*THE EXERCISE*:
Go through the listing and copy every line word for word.

━━━━━ DATA RECORDS

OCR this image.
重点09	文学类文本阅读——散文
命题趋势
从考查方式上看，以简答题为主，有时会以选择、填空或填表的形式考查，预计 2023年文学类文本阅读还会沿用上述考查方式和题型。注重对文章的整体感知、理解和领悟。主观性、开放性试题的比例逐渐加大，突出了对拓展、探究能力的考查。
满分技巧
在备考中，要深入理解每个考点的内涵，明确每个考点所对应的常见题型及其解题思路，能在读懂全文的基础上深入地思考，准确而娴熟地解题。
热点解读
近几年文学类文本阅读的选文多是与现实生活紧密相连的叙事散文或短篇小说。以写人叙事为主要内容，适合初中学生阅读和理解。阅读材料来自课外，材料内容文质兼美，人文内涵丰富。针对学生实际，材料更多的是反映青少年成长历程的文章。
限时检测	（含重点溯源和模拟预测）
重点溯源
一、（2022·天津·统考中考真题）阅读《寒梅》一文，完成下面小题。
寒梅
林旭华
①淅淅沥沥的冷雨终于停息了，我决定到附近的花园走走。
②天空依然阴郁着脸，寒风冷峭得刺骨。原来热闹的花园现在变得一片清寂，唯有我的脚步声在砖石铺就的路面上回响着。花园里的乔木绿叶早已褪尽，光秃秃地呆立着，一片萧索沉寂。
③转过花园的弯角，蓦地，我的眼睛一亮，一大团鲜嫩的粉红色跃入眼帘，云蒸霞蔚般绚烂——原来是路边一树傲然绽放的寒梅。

━━━━━━━━━━

*FULL OUTPUT*:
OCR this image.
重点09	文学类文本阅读——散文
命题趋势
从考查方式上看，以简答题为主，有时会以选择、填空或填表的形式考查，预计 2023年文学类文本阅读还会沿用上述考查方式和题型。注重对文章的整体感知、理解和领悟。主观性、开放性试题的比例逐渐加大，突出了对拓展、探究能力的考查。
满分技巧
在备考中，要深入理解每个考点的内涵，明确每个考点所对应的常见题型及其解题思路，能在读懂全文的基础上深入地思考，准确而娴熟地解题。
热点解读
近几年文学类文本阅读的选文多是与现实生活紧密相连的叙事散文或短篇小说。以写人叙事为主要内容，适合初中学生阅读和理解。阅读材料来自课外，材料内容文质兼美，人文内涵丰富。针对学生实际，材料更多的是反映青少年成长历程的文章。
限时检测	（含重点溯源和模拟预测）
重点溯源
一、（2022·天津·统考中考真题）阅读《寒梅》一文，完成下面小题。
寒梅
林旭华
①淅淅沥沥的冷雨终于停息了，我决定到附近的花园走走。
②天空依然阴郁着脸，寒风冷峭得刺骨。原来热闹的花园现在变得一片清寂，唯有我的脚步声在砖石铺就的路面上回响着。花园里的乔木绿叶早已褪尽，光秃秃地呆立着，一片萧索沉寂。
③转过花园的弯角，蓦地，我的眼睛一亮，一大团鲜嫩的粉红色跃入眼帘，云蒸霞蔚般绚烂——原来是路边一树傲然绽放的寒梅。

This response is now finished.